*** DATA EXCERPTS
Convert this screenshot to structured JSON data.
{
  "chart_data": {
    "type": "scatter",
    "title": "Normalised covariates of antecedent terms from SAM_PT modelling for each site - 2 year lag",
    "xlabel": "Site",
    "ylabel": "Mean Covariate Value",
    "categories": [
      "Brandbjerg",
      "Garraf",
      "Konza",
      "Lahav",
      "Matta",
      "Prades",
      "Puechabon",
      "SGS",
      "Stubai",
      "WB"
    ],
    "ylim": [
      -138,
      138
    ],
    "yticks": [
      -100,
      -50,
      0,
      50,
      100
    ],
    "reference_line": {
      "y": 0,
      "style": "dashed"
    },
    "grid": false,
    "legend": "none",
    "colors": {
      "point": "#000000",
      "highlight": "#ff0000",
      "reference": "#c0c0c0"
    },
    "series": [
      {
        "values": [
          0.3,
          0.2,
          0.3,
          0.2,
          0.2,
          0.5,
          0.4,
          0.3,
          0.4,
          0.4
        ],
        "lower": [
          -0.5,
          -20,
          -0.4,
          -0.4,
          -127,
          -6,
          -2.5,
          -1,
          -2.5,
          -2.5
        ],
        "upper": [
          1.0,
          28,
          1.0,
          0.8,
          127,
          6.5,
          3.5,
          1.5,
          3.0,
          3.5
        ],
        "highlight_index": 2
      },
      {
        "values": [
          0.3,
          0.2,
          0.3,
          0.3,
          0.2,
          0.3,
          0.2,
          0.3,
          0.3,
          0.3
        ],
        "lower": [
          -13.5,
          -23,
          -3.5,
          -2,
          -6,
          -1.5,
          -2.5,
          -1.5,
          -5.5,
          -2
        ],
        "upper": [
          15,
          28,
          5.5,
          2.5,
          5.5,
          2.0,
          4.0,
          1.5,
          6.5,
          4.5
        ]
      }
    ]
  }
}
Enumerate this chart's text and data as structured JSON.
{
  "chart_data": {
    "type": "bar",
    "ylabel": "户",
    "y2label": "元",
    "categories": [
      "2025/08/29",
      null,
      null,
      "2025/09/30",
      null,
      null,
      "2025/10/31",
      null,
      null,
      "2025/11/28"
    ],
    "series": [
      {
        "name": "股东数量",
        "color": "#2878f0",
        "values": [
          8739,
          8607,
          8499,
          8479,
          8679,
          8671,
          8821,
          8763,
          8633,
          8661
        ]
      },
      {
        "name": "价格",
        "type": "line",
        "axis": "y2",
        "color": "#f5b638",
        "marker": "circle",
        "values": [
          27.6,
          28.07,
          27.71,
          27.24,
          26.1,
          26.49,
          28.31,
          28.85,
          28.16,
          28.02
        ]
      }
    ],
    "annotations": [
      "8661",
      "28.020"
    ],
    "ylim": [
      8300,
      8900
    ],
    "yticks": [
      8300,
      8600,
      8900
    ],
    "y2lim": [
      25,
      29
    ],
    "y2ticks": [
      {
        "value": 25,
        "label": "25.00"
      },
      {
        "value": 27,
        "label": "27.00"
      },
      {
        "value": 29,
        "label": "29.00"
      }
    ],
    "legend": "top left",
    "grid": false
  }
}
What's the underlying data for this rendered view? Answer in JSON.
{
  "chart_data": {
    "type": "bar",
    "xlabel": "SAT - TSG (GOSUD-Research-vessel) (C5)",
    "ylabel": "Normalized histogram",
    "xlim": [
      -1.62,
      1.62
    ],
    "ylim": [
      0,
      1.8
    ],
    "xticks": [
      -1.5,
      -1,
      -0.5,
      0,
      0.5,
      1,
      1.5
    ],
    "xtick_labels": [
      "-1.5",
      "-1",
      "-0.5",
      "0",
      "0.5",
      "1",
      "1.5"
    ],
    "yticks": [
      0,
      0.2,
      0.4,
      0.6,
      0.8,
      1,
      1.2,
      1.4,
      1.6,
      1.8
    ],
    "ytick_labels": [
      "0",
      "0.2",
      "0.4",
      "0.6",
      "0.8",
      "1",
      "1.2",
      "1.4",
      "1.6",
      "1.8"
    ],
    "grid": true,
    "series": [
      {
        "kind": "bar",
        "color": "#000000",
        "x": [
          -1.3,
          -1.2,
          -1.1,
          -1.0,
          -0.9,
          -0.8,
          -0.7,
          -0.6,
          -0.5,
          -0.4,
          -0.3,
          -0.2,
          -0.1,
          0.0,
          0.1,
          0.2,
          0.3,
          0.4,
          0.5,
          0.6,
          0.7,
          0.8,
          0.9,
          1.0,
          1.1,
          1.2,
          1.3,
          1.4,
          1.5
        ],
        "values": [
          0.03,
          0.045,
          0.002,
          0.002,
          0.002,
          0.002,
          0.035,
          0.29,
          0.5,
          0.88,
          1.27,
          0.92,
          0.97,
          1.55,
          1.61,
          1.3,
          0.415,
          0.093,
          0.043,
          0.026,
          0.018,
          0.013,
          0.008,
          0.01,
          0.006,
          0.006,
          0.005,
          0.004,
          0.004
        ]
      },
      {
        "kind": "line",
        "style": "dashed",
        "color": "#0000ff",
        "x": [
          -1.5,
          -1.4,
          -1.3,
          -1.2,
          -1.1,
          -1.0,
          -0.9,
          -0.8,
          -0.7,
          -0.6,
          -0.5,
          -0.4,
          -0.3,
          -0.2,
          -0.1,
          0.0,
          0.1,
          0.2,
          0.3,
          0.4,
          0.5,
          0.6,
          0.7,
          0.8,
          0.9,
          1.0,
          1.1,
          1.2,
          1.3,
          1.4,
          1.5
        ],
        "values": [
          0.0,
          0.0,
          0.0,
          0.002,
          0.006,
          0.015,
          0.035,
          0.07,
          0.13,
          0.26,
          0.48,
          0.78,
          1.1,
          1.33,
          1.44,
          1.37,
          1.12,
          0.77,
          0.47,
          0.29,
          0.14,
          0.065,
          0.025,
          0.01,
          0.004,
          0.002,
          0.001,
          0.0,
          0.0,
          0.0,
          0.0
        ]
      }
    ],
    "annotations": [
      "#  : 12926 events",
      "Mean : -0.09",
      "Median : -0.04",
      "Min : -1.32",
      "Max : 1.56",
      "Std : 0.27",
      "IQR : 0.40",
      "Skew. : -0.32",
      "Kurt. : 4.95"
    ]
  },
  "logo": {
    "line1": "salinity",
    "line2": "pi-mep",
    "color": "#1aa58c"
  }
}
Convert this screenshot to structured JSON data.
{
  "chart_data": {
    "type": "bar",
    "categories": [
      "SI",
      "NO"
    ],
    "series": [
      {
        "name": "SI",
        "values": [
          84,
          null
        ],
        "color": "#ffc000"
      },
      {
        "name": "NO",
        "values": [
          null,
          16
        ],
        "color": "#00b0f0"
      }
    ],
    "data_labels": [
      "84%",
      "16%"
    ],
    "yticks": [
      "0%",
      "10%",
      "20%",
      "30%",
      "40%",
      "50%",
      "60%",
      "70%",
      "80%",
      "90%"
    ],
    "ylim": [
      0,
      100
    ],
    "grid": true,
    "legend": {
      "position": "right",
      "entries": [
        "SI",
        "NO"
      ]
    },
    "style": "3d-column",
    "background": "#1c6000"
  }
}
******
• [WORK INSTRUCTIONS]
Copy down the whole of the data above, matching it exactly.

• [ANSWER TO THE EXERCISE]
Convert this screenshot to structured JSON data.
{
  "chart_data": {
    "type": "scatter",
    "title": "Normalised covariates of antecedent terms from SAM_PT modelling for each site - 2 year lag",
    "xlabel": "Site",
    "ylabel": "Mean Covariate Value",
    "categories": [
      "Brandbjerg",
      "Garraf",
      "Konza",
      "Lahav",
      "Matta",
      "Prades",
      "Puechabon",
      "SGS",
      "Stubai",
      "WB"
    ],
    "ylim": [
      -138,
      138
    ],
    "yticks": [
      -100,
      -50,
      0,
      50,
      100
    ],
    "reference_line": {
      "y": 0,
      "style": "dashed"
    },
    "grid": false,
    "legend": "none",
    "colors": {
      "point": "#000000",
      "highlight": "#ff0000",
      "reference": "#c0c0c0"
    },
    "series": [
      {
        "values": [
          0.3,
          0.2,
          0.3,
          0.2,
          0.2,
          0.5,
          0.4,
          0.3,
          0.4,
          0.4
        ],
        "lower": [
          -0.5,
          -20,
          -0.4,
          -0.4,
          -127,
          -6,
          -2.5,
          -1,
          -2.5,
          -2.5
        ],
        "upper": [
          1.0,
          28,
          1.0,
          0.8,
          127,
          6.5,
          3.5,
          1.5,
          3.0,
          3.5
        ],
        "highlight_index": 2
      },
      {
        "values": [
          0.3,
          0.2,
          0.3,
          0.3,
          0.2,
          0.3,
          0.2,
          0.3,
          0.3,
          0.3
        ],
        "lower": [
          -13.5,
          -23,
          -3.5,
          -2,
          -6,
          -1.5,
          -2.5,
          -1.5,
          -5.5,
          -2
        ],
        "upper": [
          15,
          28,
          5.5,
          2.5,
          5.5,
          2.0,
          4.0,
          1.5,
          6.5,
          4.5
        ]
      }
    ]
  }
}
Enumerate this chart's text and data as structured JSON.
{
  "chart_data": {
    "type": "bar",
    "ylabel": "户",
    "y2label": "元",
    "categories": [
      "2025/08/29",
      null,
      null,
      "2025/09/30",
      null,
      null,
      "2025/10/31",
      null,
      null,
      "2025/11/28"
    ],
    "series": [
      {
        "name": "股东数量",
        "color": "#2878f0",
        "values": [
          8739,
          8607,
          8499,
          8479,
          8679,
          8671,
          8821,
          8763,
          8633,
          8661
        ]
      },
      {
        "name": "价格",
        "type": "line",
        "axis": "y2",
        "color": "#f5b638",
        "marker": "circle",
        "values": [
          27.6,
          28.07,
          27.71,
          27.24,
          26.1,
          26.49,
          28.31,
          28.85,
          28.16,
          28.02
        ]
      }
    ],
    "annotations": [
      "8661",
      "28.020"
    ],
    "ylim": [
      8300,
      8900
    ],
    "yticks": [
      8300,
      8600,
      8900
    ],
    "y2lim": [
      25,
      29
    ],
    "y2ticks": [
      {
        "value": 25,
        "label": "25.00"
      },
      {
        "value": 27,
        "label": "27.00"
      },
      {
        "value": 29,
        "label": "29.00"
      }
    ],
    "legend": "top left",
    "grid": false
  }
}
What's the underlying data for this rendered view? Answer in JSON.
{
  "chart_data": {
    "type": "bar",
    "xlabel": "SAT - TSG (GOSUD-Research-vessel) (C5)",
    "ylabel": "Normalized histogram",
    "xlim": [
      -1.62,
      1.62
    ],
    "ylim": [
      0,
      1.8
    ],
    "xticks": [
      -1.5,
      -1,
      -0.5,
      0,
      0.5,
      1,
      1.5
    ],
    "xtick_labels": [
      "-1.5",
      "-1",
      "-0.5",
      "0",
      "0.5",
      "1",
      "1.5"
    ],
    "yticks": [
      0,
      0.2,
      0.4,
      0.6,
      0.8,
      1,
      1.2,
      1.4,
      1.6,
      1.8
    ],
    "ytick_labels": [
      "0",
      "0.2",
      "0.4",
      "0.6",
      "0.8",
      "1",
      "1.2",
      "1.4",
      "1.6",
      "1.8"
    ],
    "grid": true,
    "series": [
      {
        "kind": "bar",
        "color": "#000000",
        "x": [
          -1.3,
          -1.2,
          -1.1,
          -1.0,
          -0.9,
          -0.8,
          -0.7,
          -0.6,
          -0.5,
          -0.4,
          -0.3,
          -0.2,
          -0.1,
          0.0,
          0.1,
          0.2,
          0.3,
          0.4,
          0.5,
          0.6,
          0.7,
          0.8,
          0.9,
          1.0,
          1.1,
          1.2,
          1.3,
          1.4,
          1.5
        ],
        "values": [
          0.03,
          0.045,
          0.002,
          0.002,
          0.002,
          0.002,
          0.035,
          0.29,
          0.5,
          0.88,
          1.27,
          0.92,
          0.97,
          1.55,
          1.61,
          1.3,
          0.415,
          0.093,
          0.043,
          0.026,
          0.018,
          0.013,
          0.008,
          0.01,
          0.006,
          0.006,
          0.005,
          0.004,
          0.004
        ]
      },
      {
        "kind": "line",
        "style": "dashed",
        "color": "#0000ff",
        "x": [
          -1.5,
          -1.4,
          -1.3,
          -1.2,
          -1.1,
          -1.0,
          -0.9,
          -0.8,
          -0.7,
          -0.6,
          -0.5,
          -0.4,
          -0.3,
          -0.2,
          -0.1,
          0.0,
          0.1,
          0.2,
          0.3,
          0.4,
          0.5,
          0.6,
          0.7,
          0.8,
          0.9,
          1.0,
          1.1,
          1.2,
          1.3,
          1.4,
          1.5
        ],
        "values": [
          0.0,
          0.0,
          0.0,
          0.002,
          0.006,
          0.015,
          0.035,
          0.07,
          0.13,
          0.26,
          0.48,
          0.78,
          1.1,
          1.33,
          1.44,
          1.37,
          1.12,
          0.77,
          0.47,
          0.29,
          0.14,
          0.065,
          0.025,
          0.01,
          0.004,
          0.002,
          0.001,
          0.0,
          0.0,
          0.0,
          0.0
        ]
      }
    ],
    "annotations": [
      "#  : 12926 events",
      "Mean : -0.09",
      "Median : -0.04",
      "Min : -1.32",
      "Max : 1.56",
      "Std : 0.27",
      "IQR : 0.40",
      "Skew. : -0.32",
      "Kurt. : 4.95"
    ]
  },
  "logo": {
    "line1": "salinity",
    "line2": "pi-mep",
    "color": "#1aa58c"
  }
}
Convert this screenshot to structured JSON data.
{
  "chart_data": {
    "type": "bar",
    "categories": [
      "SI",
      "NO"
    ],
    "series": [
      {
        "name": "SI",
        "values": [
          84,
          null
        ],
        "color": "#ffc000"
      },
      {
        "name": "NO",
        "values": [
          null,
          16
        ],
        "color": "#00b0f0"
      }
    ],
    "data_labels": [
      "84%",
      "16%"
    ],
    "yticks": [
      "0%",
      "10%",
      "20%",
      "30%",
      "40%",
      "50%",
      "60%",
      "70%",
      "80%",
      "90%"
    ],
    "ylim": [
      0,
      100
    ],
    "grid": true,
    "legend": {
      "position": "right",
      "entries": [
        "SI",
        "NO"
      ]
    },
    "style": "3d-column",
    "background": "#1c6000"
  }
}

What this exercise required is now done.